WHAT YOU ARE ASKED TO DO = Could you give the number of lines in the entries below that contain the word "document"? Only the number is wanted.
[Opening MATERIAL FOR THIS TASK section]
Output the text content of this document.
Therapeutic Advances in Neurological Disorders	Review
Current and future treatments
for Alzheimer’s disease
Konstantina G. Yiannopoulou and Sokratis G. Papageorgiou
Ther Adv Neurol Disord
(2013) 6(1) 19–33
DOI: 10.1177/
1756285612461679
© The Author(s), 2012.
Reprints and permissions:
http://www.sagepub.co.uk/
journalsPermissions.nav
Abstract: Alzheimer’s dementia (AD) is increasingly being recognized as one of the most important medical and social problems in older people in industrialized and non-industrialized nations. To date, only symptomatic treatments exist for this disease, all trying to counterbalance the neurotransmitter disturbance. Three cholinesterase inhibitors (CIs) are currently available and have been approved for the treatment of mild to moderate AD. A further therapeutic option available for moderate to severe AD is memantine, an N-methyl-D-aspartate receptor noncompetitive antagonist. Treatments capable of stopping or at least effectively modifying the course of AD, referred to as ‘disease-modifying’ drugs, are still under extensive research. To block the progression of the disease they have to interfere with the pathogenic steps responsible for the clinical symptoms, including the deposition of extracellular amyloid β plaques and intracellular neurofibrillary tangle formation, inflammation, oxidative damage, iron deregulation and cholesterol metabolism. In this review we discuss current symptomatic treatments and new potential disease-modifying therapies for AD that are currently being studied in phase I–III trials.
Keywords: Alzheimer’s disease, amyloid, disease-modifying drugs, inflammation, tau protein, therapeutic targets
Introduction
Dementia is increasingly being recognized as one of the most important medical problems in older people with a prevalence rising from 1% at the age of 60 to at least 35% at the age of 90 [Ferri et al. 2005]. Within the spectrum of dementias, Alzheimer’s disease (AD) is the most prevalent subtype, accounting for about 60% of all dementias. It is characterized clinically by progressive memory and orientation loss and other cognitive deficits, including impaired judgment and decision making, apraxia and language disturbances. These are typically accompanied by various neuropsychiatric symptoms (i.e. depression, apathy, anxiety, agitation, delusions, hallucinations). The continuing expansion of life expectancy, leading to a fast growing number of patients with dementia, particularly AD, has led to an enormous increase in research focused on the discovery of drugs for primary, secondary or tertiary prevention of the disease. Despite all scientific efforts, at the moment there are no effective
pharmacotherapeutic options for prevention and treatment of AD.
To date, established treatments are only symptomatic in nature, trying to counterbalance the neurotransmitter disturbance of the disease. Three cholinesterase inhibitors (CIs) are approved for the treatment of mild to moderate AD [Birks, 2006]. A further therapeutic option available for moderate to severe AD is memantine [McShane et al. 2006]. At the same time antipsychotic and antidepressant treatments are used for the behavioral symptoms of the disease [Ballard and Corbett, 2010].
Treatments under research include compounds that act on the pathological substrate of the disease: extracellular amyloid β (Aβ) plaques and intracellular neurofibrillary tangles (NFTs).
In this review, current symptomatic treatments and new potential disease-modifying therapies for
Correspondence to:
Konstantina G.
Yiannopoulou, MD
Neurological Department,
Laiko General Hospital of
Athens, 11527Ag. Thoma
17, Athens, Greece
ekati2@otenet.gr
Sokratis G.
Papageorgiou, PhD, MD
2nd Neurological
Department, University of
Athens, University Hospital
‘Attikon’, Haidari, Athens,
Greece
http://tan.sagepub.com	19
[Closing MATERIAL FOR THIS TASK section]
[Opening MATERIAL FOR THIS TASK section]
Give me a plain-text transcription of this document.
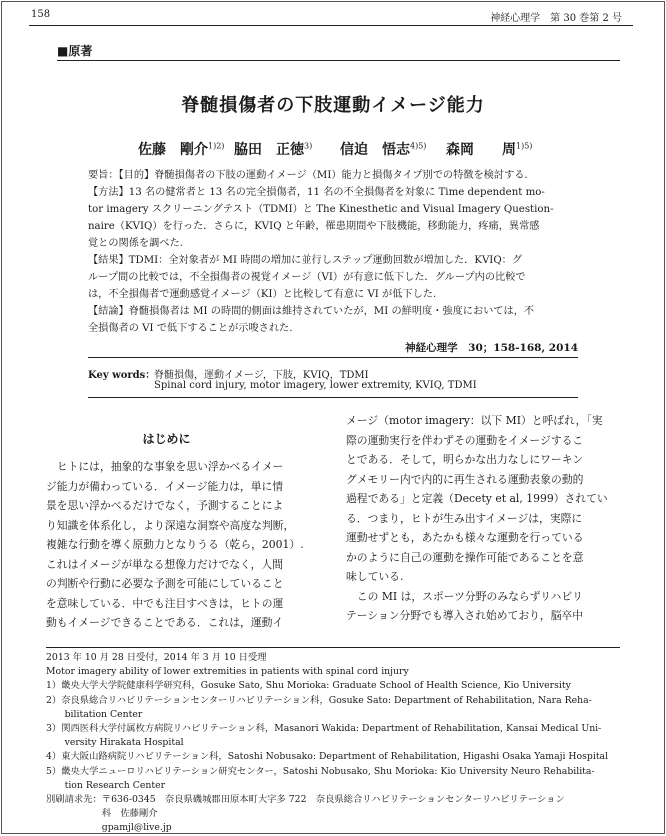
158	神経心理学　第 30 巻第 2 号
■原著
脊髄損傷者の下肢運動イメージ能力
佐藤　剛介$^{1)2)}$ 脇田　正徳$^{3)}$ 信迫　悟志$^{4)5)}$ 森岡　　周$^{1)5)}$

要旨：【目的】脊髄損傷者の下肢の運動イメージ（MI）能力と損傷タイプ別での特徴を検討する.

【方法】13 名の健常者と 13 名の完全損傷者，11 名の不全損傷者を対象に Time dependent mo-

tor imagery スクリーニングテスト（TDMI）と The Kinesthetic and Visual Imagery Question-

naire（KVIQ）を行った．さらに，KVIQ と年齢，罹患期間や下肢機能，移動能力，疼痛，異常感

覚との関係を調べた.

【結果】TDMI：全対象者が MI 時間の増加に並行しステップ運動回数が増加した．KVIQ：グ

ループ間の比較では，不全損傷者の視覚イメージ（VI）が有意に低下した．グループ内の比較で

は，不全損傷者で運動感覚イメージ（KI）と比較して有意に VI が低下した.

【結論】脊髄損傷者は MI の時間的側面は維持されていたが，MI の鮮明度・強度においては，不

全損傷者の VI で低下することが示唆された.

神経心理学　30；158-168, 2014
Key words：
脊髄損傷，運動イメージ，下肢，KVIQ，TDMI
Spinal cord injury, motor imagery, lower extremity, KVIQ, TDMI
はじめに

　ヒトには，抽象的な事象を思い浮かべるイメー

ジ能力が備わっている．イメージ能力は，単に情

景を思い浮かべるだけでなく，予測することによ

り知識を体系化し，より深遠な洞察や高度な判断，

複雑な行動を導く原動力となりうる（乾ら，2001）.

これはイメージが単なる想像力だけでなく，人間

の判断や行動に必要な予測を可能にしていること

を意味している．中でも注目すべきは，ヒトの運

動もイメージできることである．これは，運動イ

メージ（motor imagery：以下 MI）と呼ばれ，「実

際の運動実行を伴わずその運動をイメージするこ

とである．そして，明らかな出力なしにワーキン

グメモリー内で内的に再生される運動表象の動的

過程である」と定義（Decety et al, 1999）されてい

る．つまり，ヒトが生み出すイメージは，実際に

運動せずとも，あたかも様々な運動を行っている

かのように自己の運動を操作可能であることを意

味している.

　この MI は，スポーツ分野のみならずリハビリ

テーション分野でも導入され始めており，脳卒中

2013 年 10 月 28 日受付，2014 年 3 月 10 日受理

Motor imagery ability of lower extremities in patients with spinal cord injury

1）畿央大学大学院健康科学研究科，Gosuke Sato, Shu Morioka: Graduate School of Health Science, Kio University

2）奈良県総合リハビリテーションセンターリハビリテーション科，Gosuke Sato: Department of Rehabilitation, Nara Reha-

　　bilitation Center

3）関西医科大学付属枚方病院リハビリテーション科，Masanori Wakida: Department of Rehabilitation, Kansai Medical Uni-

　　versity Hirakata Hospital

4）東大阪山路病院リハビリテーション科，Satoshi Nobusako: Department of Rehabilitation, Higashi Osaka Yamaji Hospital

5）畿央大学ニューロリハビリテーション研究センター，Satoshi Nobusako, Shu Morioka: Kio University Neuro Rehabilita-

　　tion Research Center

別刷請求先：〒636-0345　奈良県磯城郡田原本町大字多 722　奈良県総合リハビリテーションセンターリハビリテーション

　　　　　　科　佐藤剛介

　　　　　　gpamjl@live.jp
[Closing MATERIAL FOR THIS TASK section]
EXPECTED OUTPUT = 2